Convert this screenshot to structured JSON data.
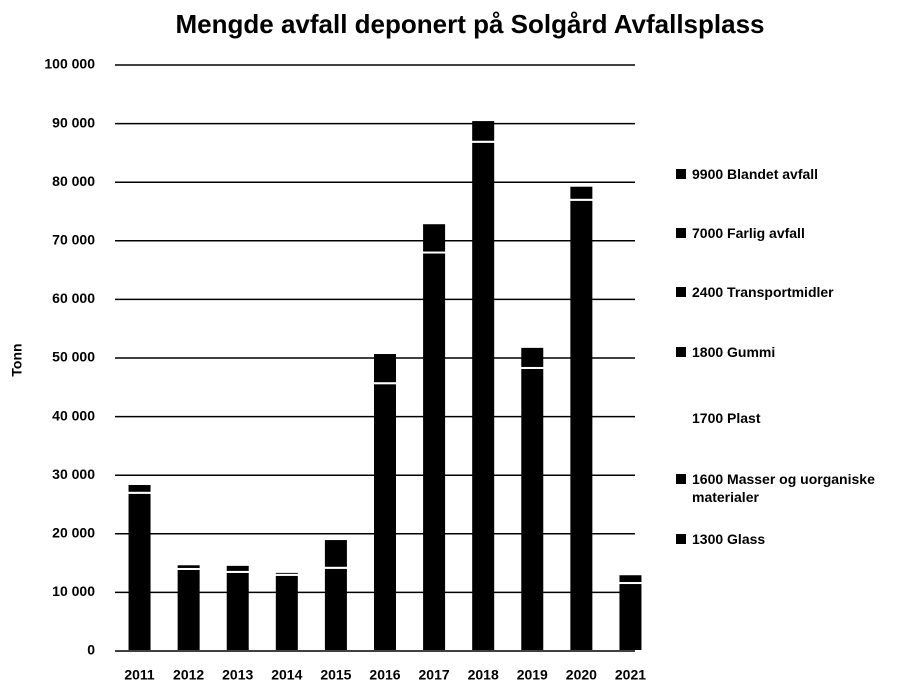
{
  "chart_data": {
    "type": "stacked-bar",
    "title": "Mengde avfall deponert på Solgård Avfallsplass",
    "ylabel": "Tonn",
    "categories": [
      "2011",
      "2012",
      "2013",
      "2014",
      "2015",
      "2016",
      "2017",
      "2018",
      "2019",
      "2020",
      "2021"
    ],
    "series": [
      {
        "name": "1300 Glass",
        "color": "#000000",
        "values": [
          0,
          0,
          0,
          0,
          0,
          0,
          0,
          0,
          0,
          0,
          0
        ]
      },
      {
        "name": "1600 Masser og uorganiske materialer",
        "color": "#000000",
        "values": [
          27000,
          14000,
          13500,
          13000,
          14200,
          45700,
          68000,
          86900,
          48300,
          77000,
          11600
        ]
      },
      {
        "name": "1700 Plast",
        "color": "#ffffff",
        "values": [
          0,
          0,
          0,
          0,
          0,
          0,
          0,
          0,
          0,
          0,
          0
        ]
      },
      {
        "name": "1800 Gummi",
        "color": "#000000",
        "values": [
          0,
          0,
          0,
          0,
          0,
          0,
          0,
          0,
          0,
          0,
          0
        ]
      },
      {
        "name": "2400 Transportmidler",
        "color": "#000000",
        "values": [
          0,
          0,
          0,
          0,
          0,
          0,
          0,
          0,
          0,
          0,
          0
        ]
      },
      {
        "name": "7000 Farlig avfall",
        "color": "#000000",
        "values": [
          0,
          0,
          0,
          0,
          0,
          0,
          0,
          0,
          0,
          0,
          0
        ]
      },
      {
        "name": "9900 Blandet avfall",
        "color": "#000000",
        "values": [
          1500,
          800,
          1200,
          500,
          4900,
          5150,
          5000,
          3700,
          3600,
          2400,
          1500
        ]
      }
    ],
    "ylim": [
      0,
      100000
    ],
    "yticks": [
      0,
      {
        "value": 10000,
        "label": "10 000"
      },
      {
        "value": 20000,
        "label": "20 000"
      },
      {
        "value": 30000,
        "label": "30 000"
      },
      {
        "value": 40000,
        "label": "40 000"
      },
      {
        "value": 50000,
        "label": "50 000"
      },
      {
        "value": 60000,
        "label": "60 000"
      },
      {
        "value": 70000,
        "label": "70 000"
      },
      {
        "value": 80000,
        "label": "80 000"
      },
      {
        "value": 90000,
        "label": "90 000"
      },
      {
        "value": 100000,
        "label": "100 000"
      }
    ],
    "grid": true,
    "legend": "right"
  }
}
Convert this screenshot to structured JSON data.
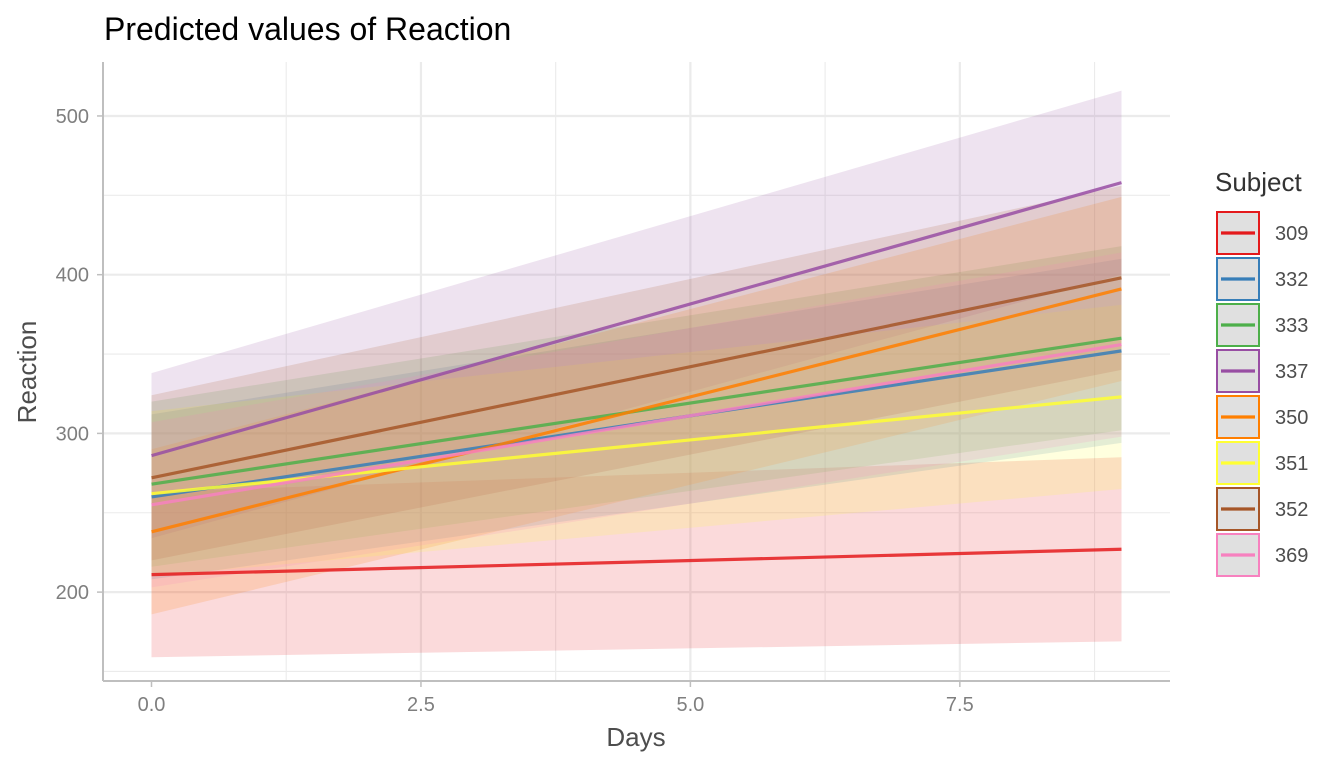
{
  "chart_data": {
    "type": "line",
    "title": "Predicted values of Reaction",
    "xlabel": "Days",
    "ylabel": "Reaction",
    "xlim": [
      -0.45,
      9.45
    ],
    "ylim": [
      144,
      534
    ],
    "x_ticks": [
      0.0,
      2.5,
      5.0,
      7.5
    ],
    "x_tick_labels": [
      "0.0",
      "2.5",
      "5.0",
      "7.5"
    ],
    "y_ticks": [
      200,
      300,
      400,
      500
    ],
    "y_tick_labels": [
      "200",
      "300",
      "400",
      "500"
    ],
    "x_range": [
      0,
      9
    ],
    "grid": true,
    "legend": {
      "title": "Subject",
      "position": "right"
    },
    "series": [
      {
        "name": "309",
        "color": "#E41A1C",
        "start": 211,
        "end": 227,
        "lower": [
          159,
          169
        ],
        "upper": [
          263,
          285
        ]
      },
      {
        "name": "332",
        "color": "#377EB8",
        "start": 260,
        "end": 352,
        "lower": [
          208,
          294
        ],
        "upper": [
          312,
          410
        ]
      },
      {
        "name": "333",
        "color": "#4DAF4A",
        "start": 268,
        "end": 360,
        "lower": [
          216,
          302
        ],
        "upper": [
          320,
          418
        ]
      },
      {
        "name": "337",
        "color": "#984EA3",
        "start": 286,
        "end": 458,
        "lower": [
          234,
          400
        ],
        "upper": [
          338,
          516
        ]
      },
      {
        "name": "350",
        "color": "#FF7F00",
        "start": 238,
        "end": 391,
        "lower": [
          186,
          333
        ],
        "upper": [
          290,
          449
        ]
      },
      {
        "name": "351",
        "color": "#FFFF33",
        "start": 262,
        "end": 323,
        "lower": [
          210,
          265
        ],
        "upper": [
          314,
          381
        ]
      },
      {
        "name": "352",
        "color": "#A65628",
        "start": 272,
        "end": 398,
        "lower": [
          220,
          340
        ],
        "upper": [
          324,
          456
        ]
      },
      {
        "name": "369",
        "color": "#F781BF",
        "start": 255,
        "end": 356,
        "lower": [
          203,
          298
        ],
        "upper": [
          307,
          414
        ]
      }
    ]
  }
}
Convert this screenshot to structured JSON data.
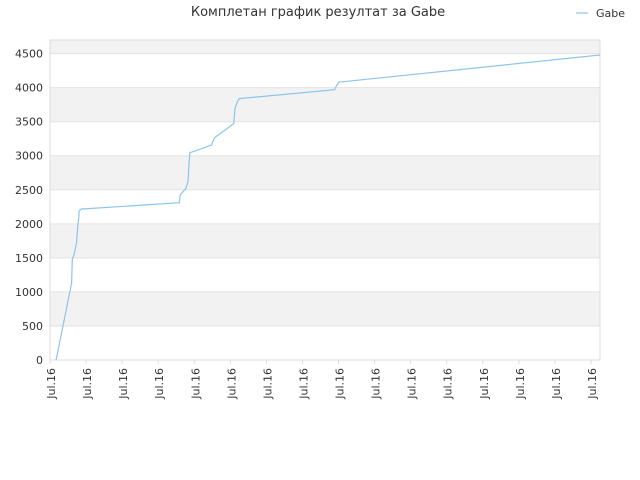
{
  "chart_data": {
    "type": "line",
    "title": "Комплетан график резултат за Gabe",
    "xlabel": "",
    "ylabel": "",
    "ylim": [
      0,
      4700
    ],
    "yticks": [
      0,
      500,
      1000,
      1500,
      2000,
      2500,
      3000,
      3500,
      4000,
      4500
    ],
    "xticks": [
      "Jul.16",
      "Jul.16",
      "Jul.16",
      "Jul.16",
      "Jul.16",
      "Jul.16",
      "Jul.16",
      "Jul.16",
      "Jul.16",
      "Jul.16",
      "Jul.16",
      "Jul.16",
      "Jul.16",
      "Jul.16",
      "Jul.16",
      "Jul.16"
    ],
    "xlim": [
      0,
      15.3
    ],
    "grid": true,
    "legend": "top-right",
    "colors": {
      "series": "#8cc4ec",
      "band": "#f2f2f2"
    },
    "series": [
      {
        "name": "Gabe",
        "x": [
          0.17,
          0.6,
          0.62,
          0.67,
          0.74,
          0.75,
          0.78,
          0.8,
          0.81,
          0.88,
          0.9,
          0.95,
          3.6,
          3.62,
          3.66,
          3.78,
          3.84,
          3.87,
          3.89,
          3.9,
          3.93,
          4.5,
          4.52,
          4.59,
          5.11,
          5.15,
          5.22,
          5.27,
          7.92,
          7.94,
          8.03,
          15.3
        ],
        "y": [
          0,
          1130,
          1480,
          1550,
          1730,
          1820,
          2000,
          2090,
          2190,
          2220,
          2220,
          2220,
          2310,
          2420,
          2450,
          2520,
          2620,
          2900,
          3030,
          3050,
          3050,
          3160,
          3200,
          3270,
          3470,
          3700,
          3800,
          3840,
          3970,
          4000,
          4080,
          4480
        ]
      }
    ]
  }
}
################
## EXERCISE DETAILS
All of the lines above should be retyped precisely, apart from the pictures.

## SOLUTION TO THE PROBLEM
Convert this screenshot to structured JSON data.
{
  "chart_data": {
    "type": "stacked-bar",
    "title": "Mengde avfall deponert på Solgård Avfallsplass",
    "ylabel": "Tonn",
    "categories": [
      "2011",
      "2012",
      "2013",
      "2014",
      "2015",
      "2016",
      "2017",
      "2018",
      "2019",
      "2020",
      "2021"
    ],
    "series": [
      {
        "name": "1300 Glass",
        "color": "#000000",
        "values": [
          0,
          0,
          0,
          0,
          0,
          0,
          0,
          0,
          0,
          0,
          0
        ]
      },
      {
        "name": "1600 Masser og uorganiske materialer",
        "color": "#000000",
        "values": [
          27000,
          14000,
          13500,
          13000,
          14200,
          45700,
          68000,
          86900,
          48300,
          77000,
          11600
        ]
      },
      {
        "name": "1700 Plast",
        "color": "#ffffff",
        "values": [
          0,
          0,
          0,
          0,
          0,
          0,
          0,
          0,
          0,
          0,
          0
        ]
      },
      {
        "name": "1800 Gummi",
        "color": "#000000",
        "values": [
          0,
          0,
          0,
          0,
          0,
          0,
          0,
          0,
          0,
          0,
          0
        ]
      },
      {
        "name": "2400 Transportmidler",
        "color": "#000000",
        "values": [
          0,
          0,
          0,
          0,
          0,
          0,
          0,
          0,
          0,
          0,
          0
        ]
      },
      {
        "name": "7000 Farlig avfall",
        "color": "#000000",
        "values": [
          0,
          0,
          0,
          0,
          0,
          0,
          0,
          0,
          0,
          0,
          0
        ]
      },
      {
        "name": "9900 Blandet avfall",
        "color": "#000000",
        "values": [
          1500,
          800,
          1200,
          500,
          4900,
          5150,
          5000,
          3700,
          3600,
          2400,
          1500
        ]
      }
    ],
    "ylim": [
      0,
      100000
    ],
    "yticks": [
      0,
      {
        "value": 10000,
        "label": "10 000"
      },
      {
        "value": 20000,
        "label": "20 000"
      },
      {
        "value": 30000,
        "label": "30 000"
      },
      {
        "value": 40000,
        "label": "40 000"
      },
      {
        "value": 50000,
        "label": "50 000"
      },
      {
        "value": 60000,
        "label": "60 000"
      },
      {
        "value": 70000,
        "label": "70 000"
      },
      {
        "value": 80000,
        "label": "80 000"
      },
      {
        "value": 90000,
        "label": "90 000"
      },
      {
        "value": 100000,
        "label": "100 000"
      }
    ],
    "grid": true,
    "legend": "right"
  }
}
Convert this screenshot to structured JSON data.
{
  "chart_data": {
    "type": "line",
    "title": "Predicted values of Reaction",
    "xlabel": "Days",
    "ylabel": "Reaction",
    "xlim": [
      -0.45,
      9.45
    ],
    "ylim": [
      144,
      534
    ],
    "x_ticks": [
      0.0,
      2.5,
      5.0,
      7.5
    ],
    "x_tick_labels": [
      "0.0",
      "2.5",
      "5.0",
      "7.5"
    ],
    "y_ticks": [
      200,
      300,
      400,
      500
    ],
    "y_tick_labels": [
      "200",
      "300",
      "400",
      "500"
    ],
    "x_range": [
      0,
      9
    ],
    "grid": true,
    "legend": {
      "title": "Subject",
      "position": "right"
    },
    "series": [
      {
        "name": "309",
        "color": "#E41A1C",
        "start": 211,
        "end": 227,
        "lower": [
          159,
          169
        ],
        "upper": [
          263,
          285
        ]
      },
      {
        "name": "332",
        "color": "#377EB8",
        "start": 260,
        "end": 352,
        "lower": [
          208,
          294
        ],
        "upper": [
          312,
          410
        ]
      },
      {
        "name": "333",
        "color": "#4DAF4A",
        "start": 268,
        "end": 360,
        "lower": [
          216,
          302
        ],
        "upper": [
          320,
          418
        ]
      },
      {
        "name": "337",
        "color": "#984EA3",
        "start": 286,
        "end": 458,
        "lower": [
          234,
          400
        ],
        "upper": [
          338,
          516
        ]
      },
      {
        "name": "350",
        "color": "#FF7F00",
        "start": 238,
        "end": 391,
        "lower": [
          186,
          333
        ],
        "upper": [
          290,
          449
        ]
      },
      {
        "name": "351",
        "color": "#FFFF33",
        "start": 262,
        "end": 323,
        "lower": [
          210,
          265
        ],
        "upper": [
          314,
          381
        ]
      },
      {
        "name": "352",
        "color": "#A65628",
        "start": 272,
        "end": 398,
        "lower": [
          220,
          340
        ],
        "upper": [
          324,
          456
        ]
      },
      {
        "name": "369",
        "color": "#F781BF",
        "start": 255,
        "end": 356,
        "lower": [
          203,
          298
        ],
        "upper": [
          307,
          414
        ]
      }
    ]
  }
}
Convert this screenshot to structured JSON data.
{
  "chart_data": {
    "type": "line",
    "title": "Комплетан график резултат за Gabe",
    "xlabel": "",
    "ylabel": "",
    "ylim": [
      0,
      4700
    ],
    "yticks": [
      0,
      500,
      1000,
      1500,
      2000,
      2500,
      3000,
      3500,
      4000,
      4500
    ],
    "xticks": [
      "Jul.16",
      "Jul.16",
      "Jul.16",
      "Jul.16",
      "Jul.16",
      "Jul.16",
      "Jul.16",
      "Jul.16",
      "Jul.16",
      "Jul.16",
      "Jul.16",
      "Jul.16",
      "Jul.16",
      "Jul.16",
      "Jul.16",
      "Jul.16"
    ],
    "xlim": [
      0,
      15.3
    ],
    "grid": true,
    "legend": "top-right",
    "colors": {
      "series": "#8cc4ec",
      "band": "#f2f2f2"
    },
    "series": [
      {
        "name": "Gabe",
        "x": [
          0.17,
          0.6,
          0.62,
          0.67,
          0.74,
          0.75,
          0.78,
          0.8,
          0.81,
          0.88,
          0.9,
          0.95,
          3.6,
          3.62,
          3.66,
          3.78,
          3.84,
          3.87,
          3.89,
          3.9,
          3.93,
          4.5,
          4.52,
          4.59,
          5.11,
          5.15,
          5.22,
          5.27,
          7.92,
          7.94,
          8.03,
          15.3
        ],
        "y": [
          0,
          1130,
          1480,
          1550,
          1730,
          1820,
          2000,
          2090,
          2190,
          2220,
          2220,
          2220,
          2310,
          2420,
          2450,
          2520,
          2620,
          2900,
          3030,
          3050,
          3050,
          3160,
          3200,
          3270,
          3470,
          3700,
          3800,
          3840,
          3970,
          4000,
          4080,
          4480
        ]
      }
    ]
  }
}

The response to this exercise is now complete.